**DO THIS**: Transcribe the records below exactly as they appear, omitting any pictures.

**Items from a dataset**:
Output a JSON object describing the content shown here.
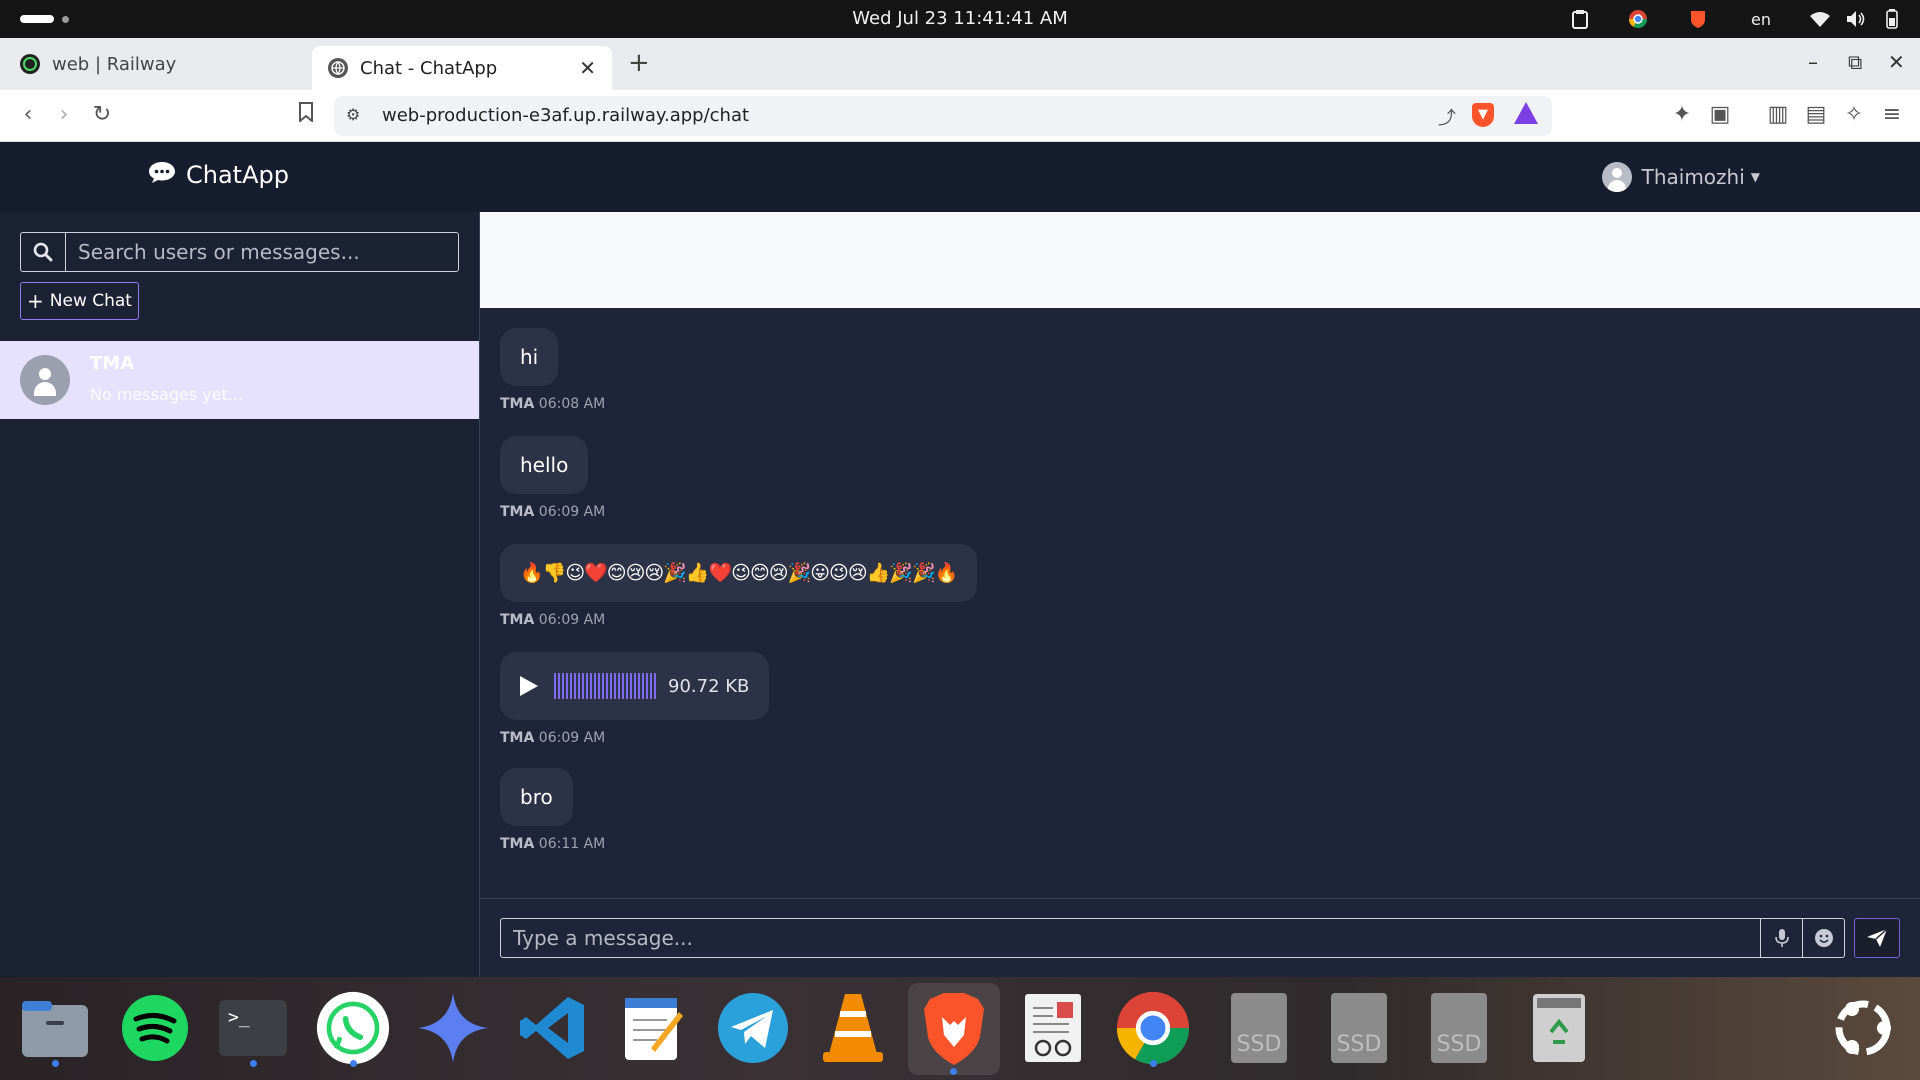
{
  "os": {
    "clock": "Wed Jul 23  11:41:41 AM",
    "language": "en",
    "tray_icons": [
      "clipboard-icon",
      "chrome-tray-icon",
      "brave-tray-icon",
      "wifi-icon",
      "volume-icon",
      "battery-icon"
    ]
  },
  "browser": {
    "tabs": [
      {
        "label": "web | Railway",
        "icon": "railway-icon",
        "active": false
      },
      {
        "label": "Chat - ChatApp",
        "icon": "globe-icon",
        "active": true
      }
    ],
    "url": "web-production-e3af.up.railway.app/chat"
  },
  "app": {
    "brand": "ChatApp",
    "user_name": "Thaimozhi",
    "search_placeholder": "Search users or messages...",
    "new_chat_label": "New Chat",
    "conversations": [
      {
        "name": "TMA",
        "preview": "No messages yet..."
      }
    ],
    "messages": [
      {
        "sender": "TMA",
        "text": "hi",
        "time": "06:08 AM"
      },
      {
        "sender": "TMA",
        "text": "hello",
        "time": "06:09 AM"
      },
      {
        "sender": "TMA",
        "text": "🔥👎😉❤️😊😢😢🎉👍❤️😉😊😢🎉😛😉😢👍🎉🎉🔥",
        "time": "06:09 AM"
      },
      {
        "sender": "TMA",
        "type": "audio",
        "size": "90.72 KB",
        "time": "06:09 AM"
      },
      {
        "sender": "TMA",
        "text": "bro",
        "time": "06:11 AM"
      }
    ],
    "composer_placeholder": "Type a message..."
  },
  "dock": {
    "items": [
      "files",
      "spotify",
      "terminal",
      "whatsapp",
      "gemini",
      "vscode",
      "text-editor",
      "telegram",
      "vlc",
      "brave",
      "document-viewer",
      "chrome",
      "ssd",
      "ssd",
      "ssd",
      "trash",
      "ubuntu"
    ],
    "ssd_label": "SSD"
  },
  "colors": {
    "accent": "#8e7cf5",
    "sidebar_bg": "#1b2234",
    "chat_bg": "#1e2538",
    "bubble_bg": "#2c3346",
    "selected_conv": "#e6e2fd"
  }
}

**EXERCISE RESULT**:
Output a JSON object describing the content shown here.
{
  "os": {
    "clock": "Wed Jul 23  11:41:41 AM",
    "language": "en",
    "tray_icons": [
      "clipboard-icon",
      "chrome-tray-icon",
      "brave-tray-icon",
      "wifi-icon",
      "volume-icon",
      "battery-icon"
    ]
  },
  "browser": {
    "tabs": [
      {
        "label": "web | Railway",
        "icon": "railway-icon",
        "active": false
      },
      {
        "label": "Chat - ChatApp",
        "icon": "globe-icon",
        "active": true
      }
    ],
    "url": "web-production-e3af.up.railway.app/chat"
  },
  "app": {
    "brand": "ChatApp",
    "user_name": "Thaimozhi",
    "search_placeholder": "Search users or messages...",
    "new_chat_label": "New Chat",
    "conversations": [
      {
        "name": "TMA",
        "preview": "No messages yet..."
      }
    ],
    "messages": [
      {
        "sender": "TMA",
        "text": "hi",
        "time": "06:08 AM"
      },
      {
        "sender": "TMA",
        "text": "hello",
        "time": "06:09 AM"
      },
      {
        "sender": "TMA",
        "text": "🔥👎😉❤️😊😢😢🎉👍❤️😉😊😢🎉😛😉😢👍🎉🎉🔥",
        "time": "06:09 AM"
      },
      {
        "sender": "TMA",
        "type": "audio",
        "size": "90.72 KB",
        "time": "06:09 AM"
      },
      {
        "sender": "TMA",
        "text": "bro",
        "time": "06:11 AM"
      }
    ],
    "composer_placeholder": "Type a message..."
  },
  "dock": {
    "items": [
      "files",
      "spotify",
      "terminal",
      "whatsapp",
      "gemini",
      "vscode",
      "text-editor",
      "telegram",
      "vlc",
      "brave",
      "document-viewer",
      "chrome",
      "ssd",
      "ssd",
      "ssd",
      "trash",
      "ubuntu"
    ],
    "ssd_label": "SSD"
  },
  "colors": {
    "accent": "#8e7cf5",
    "sidebar_bg": "#1b2234",
    "chat_bg": "#1e2538",
    "bubble_bg": "#2c3346",
    "selected_conv": "#e6e2fd"
  }
}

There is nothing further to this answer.